# [GOAL]
Skip the images. Copy the records exactly as written.

*** MATERIAL FOR THIS TASK

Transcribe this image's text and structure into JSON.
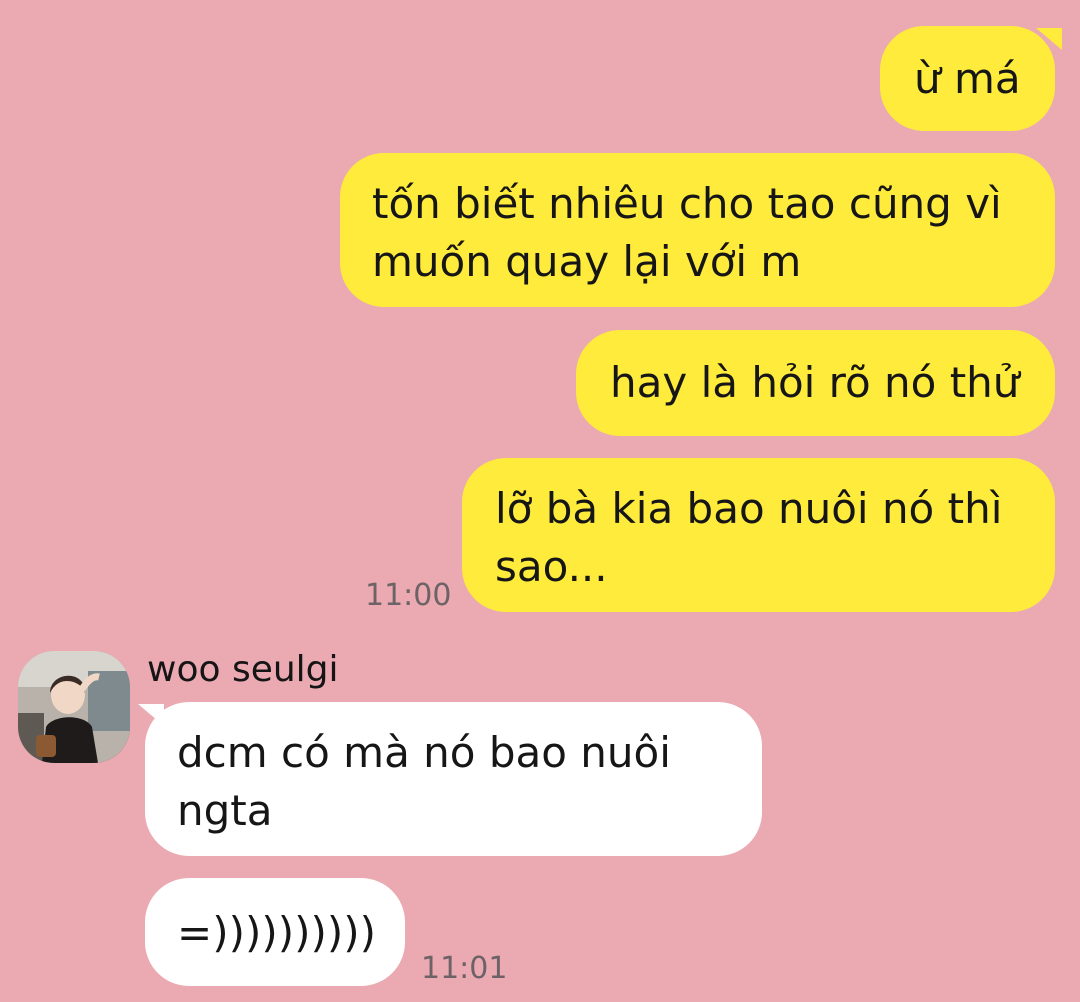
{
  "conversation": {
    "sent_messages": [
      {
        "text": "ừ má"
      },
      {
        "text": "tốn biết nhiêu cho tao cũng vì\nmuốn quay lại với m"
      },
      {
        "text": "hay là hỏi rõ nó thử"
      },
      {
        "text": "lỡ bà kia bao nuôi nó thì\nsao..."
      }
    ],
    "sent_time": "11:00",
    "contact": {
      "name": "woo seulgi",
      "avatar_icon": "profile-photo"
    },
    "received_messages": [
      {
        "text": "dcm có mà nó bao nuôi\nngta"
      },
      {
        "text": "=))))))))))"
      }
    ],
    "received_time": "11:01"
  },
  "colors": {
    "background": "#eba9b2",
    "sent_bubble": "#ffeb3b",
    "received_bubble": "#ffffff",
    "timestamp": "#6d6366"
  }
}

******

# [ANSWER FOR THE TASK]
Transcribe this image's text and structure into JSON.
{
  "conversation": {
    "sent_messages": [
      {
        "text": "ừ má"
      },
      {
        "text": "tốn biết nhiêu cho tao cũng vì\nmuốn quay lại với m"
      },
      {
        "text": "hay là hỏi rõ nó thử"
      },
      {
        "text": "lỡ bà kia bao nuôi nó thì\nsao..."
      }
    ],
    "sent_time": "11:00",
    "contact": {
      "name": "woo seulgi",
      "avatar_icon": "profile-photo"
    },
    "received_messages": [
      {
        "text": "dcm có mà nó bao nuôi\nngta"
      },
      {
        "text": "=))))))))))"
      }
    ],
    "received_time": "11:01"
  },
  "colors": {
    "background": "#eba9b2",
    "sent_bubble": "#ffeb3b",
    "received_bubble": "#ffffff",
    "timestamp": "#6d6366"
  }
}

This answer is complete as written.